**Exercise prompt**
Write out the data below in full. Keep it exact.

**Stored records**
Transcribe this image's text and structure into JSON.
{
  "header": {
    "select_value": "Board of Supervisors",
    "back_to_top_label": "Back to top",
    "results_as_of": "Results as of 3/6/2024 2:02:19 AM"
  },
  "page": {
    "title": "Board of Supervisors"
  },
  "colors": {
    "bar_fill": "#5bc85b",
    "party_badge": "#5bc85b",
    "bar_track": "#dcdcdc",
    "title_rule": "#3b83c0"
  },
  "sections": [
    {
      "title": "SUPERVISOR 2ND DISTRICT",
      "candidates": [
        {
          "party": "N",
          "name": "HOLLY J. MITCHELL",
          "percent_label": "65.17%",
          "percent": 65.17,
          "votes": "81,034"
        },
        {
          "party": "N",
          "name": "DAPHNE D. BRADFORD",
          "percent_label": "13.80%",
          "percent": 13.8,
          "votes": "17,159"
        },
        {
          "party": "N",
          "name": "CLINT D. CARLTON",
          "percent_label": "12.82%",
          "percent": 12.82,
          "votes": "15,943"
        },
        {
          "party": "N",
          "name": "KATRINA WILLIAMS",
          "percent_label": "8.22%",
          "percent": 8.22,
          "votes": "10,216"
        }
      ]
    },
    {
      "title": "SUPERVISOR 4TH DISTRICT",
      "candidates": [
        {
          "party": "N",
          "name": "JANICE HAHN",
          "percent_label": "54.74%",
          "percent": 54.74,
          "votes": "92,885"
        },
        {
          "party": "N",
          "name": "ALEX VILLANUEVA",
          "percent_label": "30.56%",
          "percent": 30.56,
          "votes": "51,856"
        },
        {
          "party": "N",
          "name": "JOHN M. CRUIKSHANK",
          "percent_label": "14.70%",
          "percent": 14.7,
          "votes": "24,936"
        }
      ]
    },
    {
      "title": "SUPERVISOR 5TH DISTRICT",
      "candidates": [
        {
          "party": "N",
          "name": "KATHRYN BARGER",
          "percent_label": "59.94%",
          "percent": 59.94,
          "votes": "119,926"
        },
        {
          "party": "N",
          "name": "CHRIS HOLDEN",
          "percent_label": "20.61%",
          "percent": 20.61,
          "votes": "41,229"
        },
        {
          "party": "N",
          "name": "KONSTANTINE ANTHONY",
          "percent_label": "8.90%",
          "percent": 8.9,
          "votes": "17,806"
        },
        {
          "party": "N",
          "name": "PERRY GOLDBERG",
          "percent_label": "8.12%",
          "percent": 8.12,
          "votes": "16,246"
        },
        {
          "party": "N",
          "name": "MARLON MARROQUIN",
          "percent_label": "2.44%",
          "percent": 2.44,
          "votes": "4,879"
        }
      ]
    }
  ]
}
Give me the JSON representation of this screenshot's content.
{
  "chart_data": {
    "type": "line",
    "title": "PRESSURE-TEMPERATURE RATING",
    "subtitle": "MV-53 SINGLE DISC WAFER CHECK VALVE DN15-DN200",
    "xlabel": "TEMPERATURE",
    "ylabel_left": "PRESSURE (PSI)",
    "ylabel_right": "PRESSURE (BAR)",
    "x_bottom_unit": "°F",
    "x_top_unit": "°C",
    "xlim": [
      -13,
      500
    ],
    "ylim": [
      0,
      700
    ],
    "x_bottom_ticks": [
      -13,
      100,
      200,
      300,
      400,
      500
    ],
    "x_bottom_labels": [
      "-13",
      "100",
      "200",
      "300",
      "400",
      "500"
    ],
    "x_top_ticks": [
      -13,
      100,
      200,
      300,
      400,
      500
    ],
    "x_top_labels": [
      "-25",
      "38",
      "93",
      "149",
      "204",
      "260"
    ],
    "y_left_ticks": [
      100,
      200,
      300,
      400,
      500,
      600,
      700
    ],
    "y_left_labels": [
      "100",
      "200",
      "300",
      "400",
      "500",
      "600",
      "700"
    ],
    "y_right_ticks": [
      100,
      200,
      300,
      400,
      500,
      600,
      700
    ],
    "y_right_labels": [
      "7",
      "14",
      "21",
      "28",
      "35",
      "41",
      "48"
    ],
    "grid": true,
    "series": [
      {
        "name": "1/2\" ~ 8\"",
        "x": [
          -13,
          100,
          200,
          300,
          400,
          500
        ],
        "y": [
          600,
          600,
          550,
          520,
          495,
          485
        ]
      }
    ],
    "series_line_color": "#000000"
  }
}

**Task output**
Transcribe this image's text and structure into JSON.
{
  "header": {
    "select_value": "Board of Supervisors",
    "back_to_top_label": "Back to top",
    "results_as_of": "Results as of 3/6/2024 2:02:19 AM"
  },
  "page": {
    "title": "Board of Supervisors"
  },
  "colors": {
    "bar_fill": "#5bc85b",
    "party_badge": "#5bc85b",
    "bar_track": "#dcdcdc",
    "title_rule": "#3b83c0"
  },
  "sections": [
    {
      "title": "SUPERVISOR 2ND DISTRICT",
      "candidates": [
        {
          "party": "N",
          "name": "HOLLY J. MITCHELL",
          "percent_label": "65.17%",
          "percent": 65.17,
          "votes": "81,034"
        },
        {
          "party": "N",
          "name": "DAPHNE D. BRADFORD",
          "percent_label": "13.80%",
          "percent": 13.8,
          "votes": "17,159"
        },
        {
          "party": "N",
          "name": "CLINT D. CARLTON",
          "percent_label": "12.82%",
          "percent": 12.82,
          "votes": "15,943"
        },
        {
          "party": "N",
          "name": "KATRINA WILLIAMS",
          "percent_label": "8.22%",
          "percent": 8.22,
          "votes": "10,216"
        }
      ]
    },
    {
      "title": "SUPERVISOR 4TH DISTRICT",
      "candidates": [
        {
          "party": "N",
          "name": "JANICE HAHN",
          "percent_label": "54.74%",
          "percent": 54.74,
          "votes": "92,885"
        },
        {
          "party": "N",
          "name": "ALEX VILLANUEVA",
          "percent_label": "30.56%",
          "percent": 30.56,
          "votes": "51,856"
        },
        {
          "party": "N",
          "name": "JOHN M. CRUIKSHANK",
          "percent_label": "14.70%",
          "percent": 14.7,
          "votes": "24,936"
        }
      ]
    },
    {
      "title": "SUPERVISOR 5TH DISTRICT",
      "candidates": [
        {
          "party": "N",
          "name": "KATHRYN BARGER",
          "percent_label": "59.94%",
          "percent": 59.94,
          "votes": "119,926"
        },
        {
          "party": "N",
          "name": "CHRIS HOLDEN",
          "percent_label": "20.61%",
          "percent": 20.61,
          "votes": "41,229"
        },
        {
          "party": "N",
          "name": "KONSTANTINE ANTHONY",
          "percent_label": "8.90%",
          "percent": 8.9,
          "votes": "17,806"
        },
        {
          "party": "N",
          "name": "PERRY GOLDBERG",
          "percent_label": "8.12%",
          "percent": 8.12,
          "votes": "16,246"
        },
        {
          "party": "N",
          "name": "MARLON MARROQUIN",
          "percent_label": "2.44%",
          "percent": 2.44,
          "votes": "4,879"
        }
      ]
    }
  ]
}
Give me the JSON representation of this screenshot's content.
{
  "chart_data": {
    "type": "line",
    "title": "PRESSURE-TEMPERATURE RATING",
    "subtitle": "MV-53 SINGLE DISC WAFER CHECK VALVE DN15-DN200",
    "xlabel": "TEMPERATURE",
    "ylabel_left": "PRESSURE (PSI)",
    "ylabel_right": "PRESSURE (BAR)",
    "x_bottom_unit": "°F",
    "x_top_unit": "°C",
    "xlim": [
      -13,
      500
    ],
    "ylim": [
      0,
      700
    ],
    "x_bottom_ticks": [
      -13,
      100,
      200,
      300,
      400,
      500
    ],
    "x_bottom_labels": [
      "-13",
      "100",
      "200",
      "300",
      "400",
      "500"
    ],
    "x_top_ticks": [
      -13,
      100,
      200,
      300,
      400,
      500
    ],
    "x_top_labels": [
      "-25",
      "38",
      "93",
      "149",
      "204",
      "260"
    ],
    "y_left_ticks": [
      100,
      200,
      300,
      400,
      500,
      600,
      700
    ],
    "y_left_labels": [
      "100",
      "200",
      "300",
      "400",
      "500",
      "600",
      "700"
    ],
    "y_right_ticks": [
      100,
      200,
      300,
      400,
      500,
      600,
      700
    ],
    "y_right_labels": [
      "7",
      "14",
      "21",
      "28",
      "35",
      "41",
      "48"
    ],
    "grid": true,
    "series": [
      {
        "name": "1/2\" ~ 8\"",
        "x": [
          -13,
          100,
          200,
          300,
          400,
          500
        ],
        "y": [
          600,
          600,
          550,
          520,
          495,
          485
        ]
      }
    ],
    "series_line_color": "#000000"
  }
}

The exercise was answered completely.